→ **TASK OBJECTIVE**
All entries are to be quoted exactly; the images stay out of the copy.
+-------+
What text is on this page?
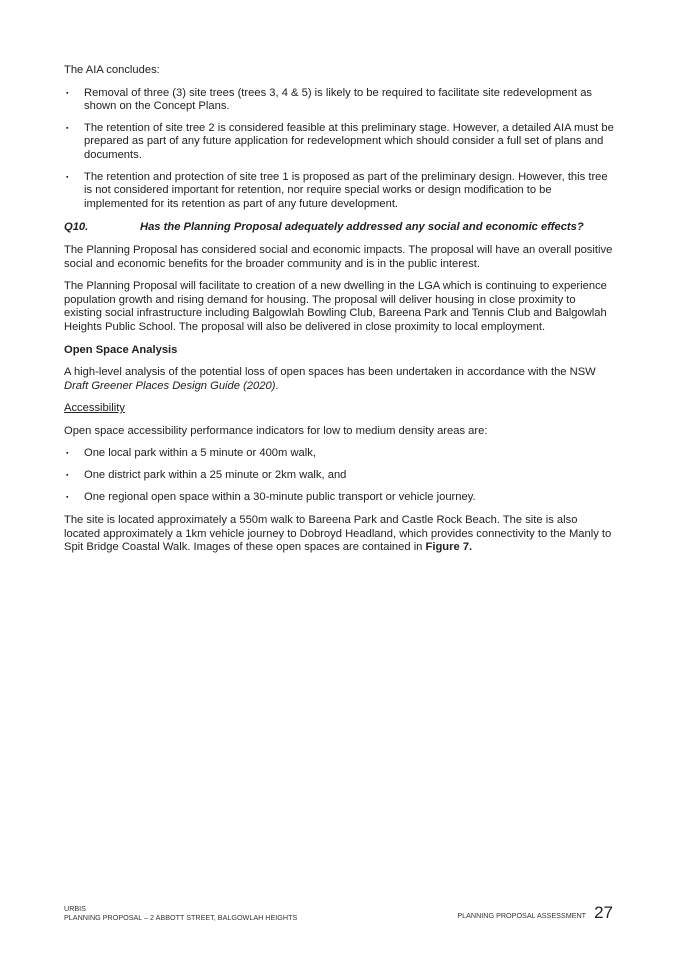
The AIA concludes:

▪ Removal of three (3) site trees (trees 3, 4 & 5) is likely to be required to facilitate site redevelopment as shown on the Concept Plans.
▪ The retention of site tree 2 is considered feasible at this preliminary stage. However, a detailed AIA must be prepared as part of any future application for redevelopment which should consider a full set of plans and documents.
▪ The retention and protection of site tree 1 is proposed as part of the preliminary design. However, this tree is not considered important for retention, nor require special works or design modification to be implemented for its retention as part of any future development.
Q10.	Has the Planning Proposal adequately addressed any social and economic effects?

The Planning Proposal has considered social and economic impacts. The proposal will have an overall positive social and economic benefits for the broader community and is in the public interest.

The Planning Proposal will facilitate to creation of a new dwelling in the LGA which is continuing to experience population growth and rising demand for housing. The proposal will deliver housing in close proximity to existing social infrastructure including Balgowlah Bowling Club, Bareena Park and Tennis Club and Balgowlah Heights Public School. The proposal will also be delivered in close proximity to local employment.

Open Space Analysis

A high-level analysis of the potential loss of open spaces has been undertaken in accordance with the NSW Draft Greener Places Design Guide (2020).

Accessibility

Open space accessibility performance indicators for low to medium density areas are:

▪ One local park within a 5 minute or 400m walk,
▪ One district park within a 25 minute or 2km walk, and
▪ One regional open space within a 30-minute public transport or vehicle journey.

The site is located approximately a 550m walk to Bareena Park and Castle Rock Beach. The site is also located approximately a 1km vehicle journey to Dobroyd Headland, which provides connectivity to the Manly to Spit Bridge Coastal Walk. Images of these open spaces are contained in Figure 7.

URBIS
PLANNING PROPOSAL – 2 ABBOTT STREET, BALGOWLAH HEIGHTS	PLANNING PROPOSAL ASSESSMENT 27
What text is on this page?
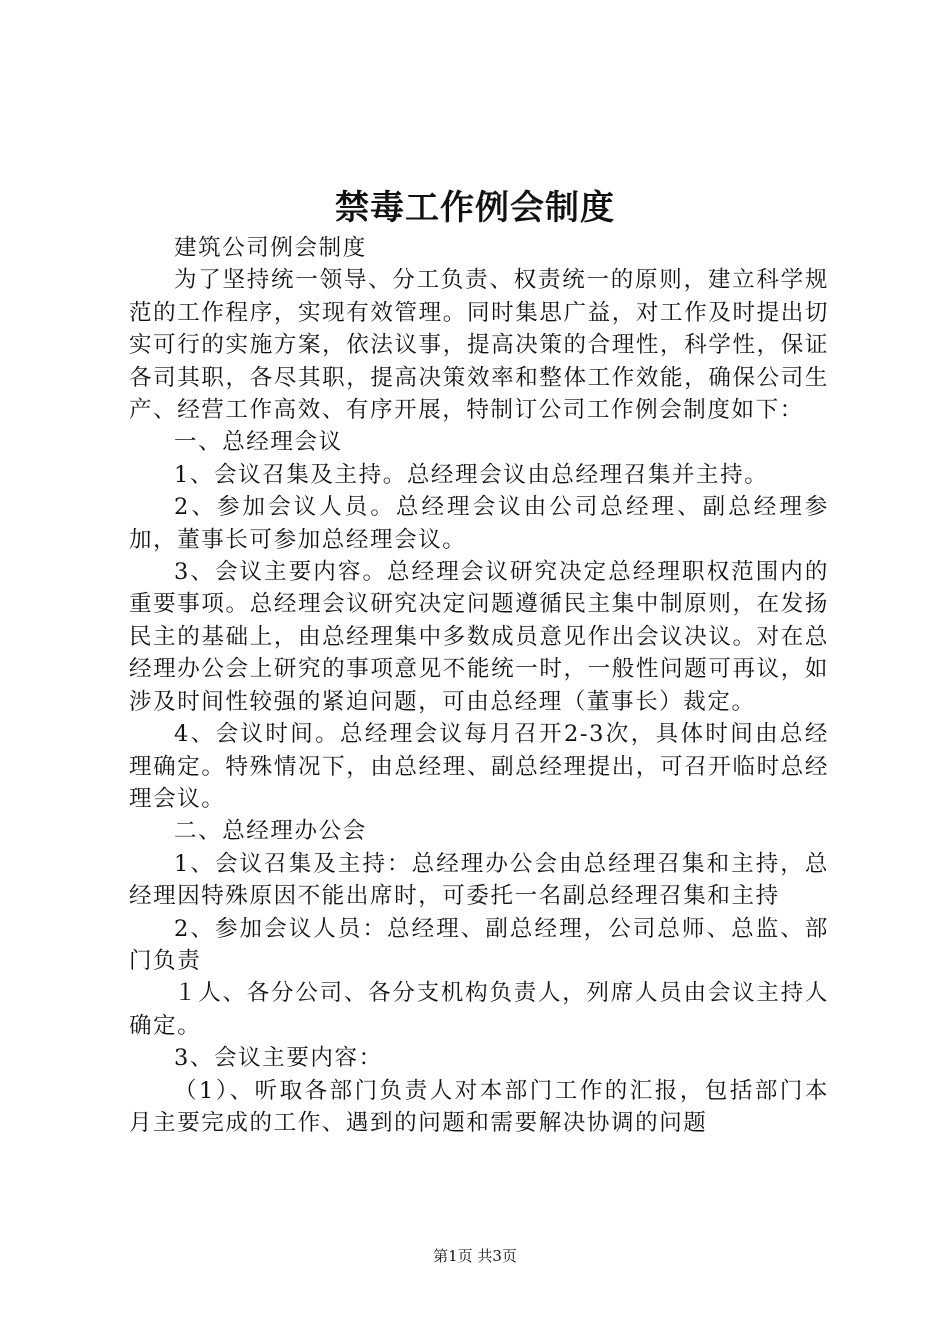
禁毒工作例会制度

建筑公司例会制度

为了坚持统一领导、分工负责、权责统一的原则，建立科学规范的工作程序，实现有效管理。同时集思广益，对工作及时提出切实可行的实施方案，依法议事，提高决策的合理性，科学性，保证各司其职，各尽其职，提高决策效率和整体工作效能，确保公司生产、经营工作高效、有序开展，特制订公司工作例会制度如下：

一、总经理会议

1、会议召集及主持。总经理会议由总经理召集并主持。

2、参加会议人员。总经理会议由公司总经理、副总经理参加，董事长可参加总经理会议。

3、会议主要内容。总经理会议研究决定总经理职权范围内的重要事项。总经理会议研究决定问题遵循民主集中制原则，在发扬民主的基础上，由总经理集中多数成员意见作出会议决议。对在总经理办公会上研究的事项意见不能统一时，一般性问题可再议，如涉及时间性较强的紧迫问题，可由总经理（董事长）裁定。

4、会议时间。总经理会议每月召开2-3次，具体时间由总经理确定。特殊情况下，由总经理、副总经理提出，可召开临时总经理会议。

二、总经理办公会

1、会议召集及主持：总经理办公会由总经理召集和主持，总经理因特殊原因不能出席时，可委托一名副总经理召集和主持

2、参加会议人员：总经理、副总经理，公司总师、总监、部门负责

１人、各分公司、各分支机构负责人，列席人员由会议主持人确定。

3、会议主要内容：

（1）、听取各部门负责人对本部门工作的汇报，包括部门本月主要完成的工作、遇到的问题和需要解决协调的问题

第1页 共3页
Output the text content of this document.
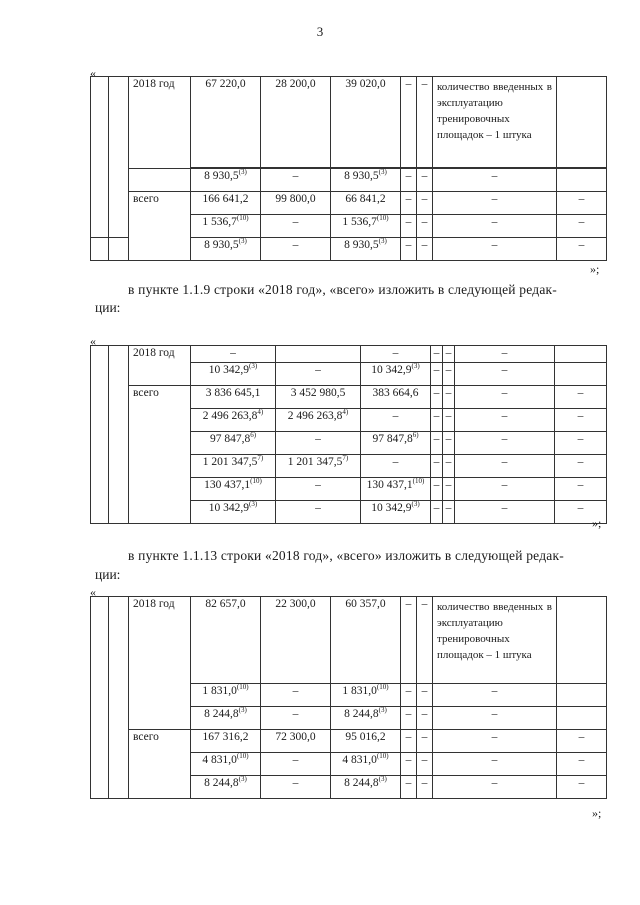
3
«
		2018 год	67 220,0	28 200,0	39 020,0	–	–	количество введенных в эксплуатацию тренировочных площадок – 1 штука	

			8 930,5$^{(3)}$	–	8 930,5$^{(3)}$	–	–	–	
		всего	166 641,2	99 800,0	66 841,2	–	–	–	–
			1 536,7$^{(10)}$	–	1 536,7$^{(10)}$	–	–	–	–
			8 930,5$^{(3)}$	–	8 930,5$^{(3)}$	–	–	–	–
»;
в пункте 1.1.9 строки «2018 год», «всего» изложить в следующей редак-
ции:
«
		2018 год	–		–	–	–	–	
			10 342,9$^{(3)}$	–	10 342,9$^{(3)}$	–	–	–	
		всего	3 836 645,1	3 452 980,5	383 664,6	–	–	–	–
			2 496 263,8$^{4)}$	2 496 263,8$^{4)}$	–	–	–	–	–
			97 847,8$^{6)}$	–	97 847,8$^{6)}$	–	–	–	–
			1 201 347,5$^{7)}$	1 201 347,5$^{7)}$	–	–	–	–	–
			130 437,1$^{(10)}$	–	130 437,1$^{(10)}$	–	–	–	–
			10 342,9$^{(3)}$	–	10 342,9$^{(3)}$	–	–	–	–
»;
в пункте 1.1.13 строки «2018 год», «всего» изложить в следующей редак-
ции:
«
		2018 год	82 657,0	22 300,0	60 357,0	–	–	количество введенных в эксплуатацию тренировочных площадок – 1 штука	
			1 831,0$^{(10)}$	–	1 831,0$^{(10)}$	–	–	–	
			8 244,8$^{(3)}$	–	8 244,8$^{(3)}$	–	–	–	
		всего	167 316,2	72 300,0	95 016,2	–	–	–	–
			4 831,0$^{(10)}$	–	4 831,0$^{(10)}$	–	–	–	–
			8 244,8$^{(3)}$	–	8 244,8$^{(3)}$	–	–	–	–
»;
+-------+
→ **REPLY**
What text is on this page?
The AIA concludes:

▪ Removal of three (3) site trees (trees 3, 4 & 5) is likely to be required to facilitate site redevelopment as shown on the Concept Plans.
▪ The retention of site tree 2 is considered feasible at this preliminary stage. However, a detailed AIA must be prepared as part of any future application for redevelopment which should consider a full set of plans and documents.
▪ The retention and protection of site tree 1 is proposed as part of the preliminary design. However, this tree is not considered important for retention, nor require special works or design modification to be implemented for its retention as part of any future development.
Q10.	Has the Planning Proposal adequately addressed any social and economic effects?

The Planning Proposal has considered social and economic impacts. The proposal will have an overall positive social and economic benefits for the broader community and is in the public interest.

The Planning Proposal will facilitate to creation of a new dwelling in the LGA which is continuing to experience population growth and rising demand for housing. The proposal will deliver housing in close proximity to existing social infrastructure including Balgowlah Bowling Club, Bareena Park and Tennis Club and Balgowlah Heights Public School. The proposal will also be delivered in close proximity to local employment.

Open Space Analysis

A high-level analysis of the potential loss of open spaces has been undertaken in accordance with the NSW Draft Greener Places Design Guide (2020).

Accessibility

Open space accessibility performance indicators for low to medium density areas are:

▪ One local park within a 5 minute or 400m walk,
▪ One district park within a 25 minute or 2km walk, and
▪ One regional open space within a 30-minute public transport or vehicle journey.

The site is located approximately a 550m walk to Bareena Park and Castle Rock Beach. The site is also located approximately a 1km vehicle journey to Dobroyd Headland, which provides connectivity to the Manly to Spit Bridge Coastal Walk. Images of these open spaces are contained in Figure 7.

URBIS
PLANNING PROPOSAL – 2 ABBOTT STREET, BALGOWLAH HEIGHTS	PLANNING PROPOSAL ASSESSMENT 27
What text is on this page?
禁毒工作例会制度

建筑公司例会制度

为了坚持统一领导、分工负责、权责统一的原则，建立科学规范的工作程序，实现有效管理。同时集思广益，对工作及时提出切实可行的实施方案，依法议事，提高决策的合理性，科学性，保证各司其职，各尽其职，提高决策效率和整体工作效能，确保公司生产、经营工作高效、有序开展，特制订公司工作例会制度如下：

一、总经理会议

1、会议召集及主持。总经理会议由总经理召集并主持。

2、参加会议人员。总经理会议由公司总经理、副总经理参加，董事长可参加总经理会议。

3、会议主要内容。总经理会议研究决定总经理职权范围内的重要事项。总经理会议研究决定问题遵循民主集中制原则，在发扬民主的基础上，由总经理集中多数成员意见作出会议决议。对在总经理办公会上研究的事项意见不能统一时，一般性问题可再议，如涉及时间性较强的紧迫问题，可由总经理（董事长）裁定。

4、会议时间。总经理会议每月召开2-3次，具体时间由总经理确定。特殊情况下，由总经理、副总经理提出，可召开临时总经理会议。

二、总经理办公会

1、会议召集及主持：总经理办公会由总经理召集和主持，总经理因特殊原因不能出席时，可委托一名副总经理召集和主持

2、参加会议人员：总经理、副总经理，公司总师、总监、部门负责

１人、各分公司、各分支机构负责人，列席人员由会议主持人确定。

3、会议主要内容：

（1）、听取各部门负责人对本部门工作的汇报，包括部门本月主要完成的工作、遇到的问题和需要解决协调的问题

第1页 共3页
Output the text content of this document.
3
«
		2018 год	67 220,0	28 200,0	39 020,0	–	–	количество введенных в эксплуатацию тренировочных площадок – 1 штука	

			8 930,5$^{(3)}$	–	8 930,5$^{(3)}$	–	–	–	
		всего	166 641,2	99 800,0	66 841,2	–	–	–	–
			1 536,7$^{(10)}$	–	1 536,7$^{(10)}$	–	–	–	–
			8 930,5$^{(3)}$	–	8 930,5$^{(3)}$	–	–	–	–
»;
в пункте 1.1.9 строки «2018 год», «всего» изложить в следующей редак-
ции:
«
		2018 год	–		–	–	–	–	
			10 342,9$^{(3)}$	–	10 342,9$^{(3)}$	–	–	–	
		всего	3 836 645,1	3 452 980,5	383 664,6	–	–	–	–
			2 496 263,8$^{4)}$	2 496 263,8$^{4)}$	–	–	–	–	–
			97 847,8$^{6)}$	–	97 847,8$^{6)}$	–	–	–	–
			1 201 347,5$^{7)}$	1 201 347,5$^{7)}$	–	–	–	–	–
			130 437,1$^{(10)}$	–	130 437,1$^{(10)}$	–	–	–	–
			10 342,9$^{(3)}$	–	10 342,9$^{(3)}$	–	–	–	–
»;
в пункте 1.1.13 строки «2018 год», «всего» изложить в следующей редак-
ции:
«
		2018 год	82 657,0	22 300,0	60 357,0	–	–	количество введенных в эксплуатацию тренировочных площадок – 1 штука	
			1 831,0$^{(10)}$	–	1 831,0$^{(10)}$	–	–	–	
			8 244,8$^{(3)}$	–	8 244,8$^{(3)}$	–	–	–	
		всего	167 316,2	72 300,0	95 016,2	–	–	–	–
			4 831,0$^{(10)}$	–	4 831,0$^{(10)}$	–	–	–	–
			8 244,8$^{(3)}$	–	8 244,8$^{(3)}$	–	–	–	–
»;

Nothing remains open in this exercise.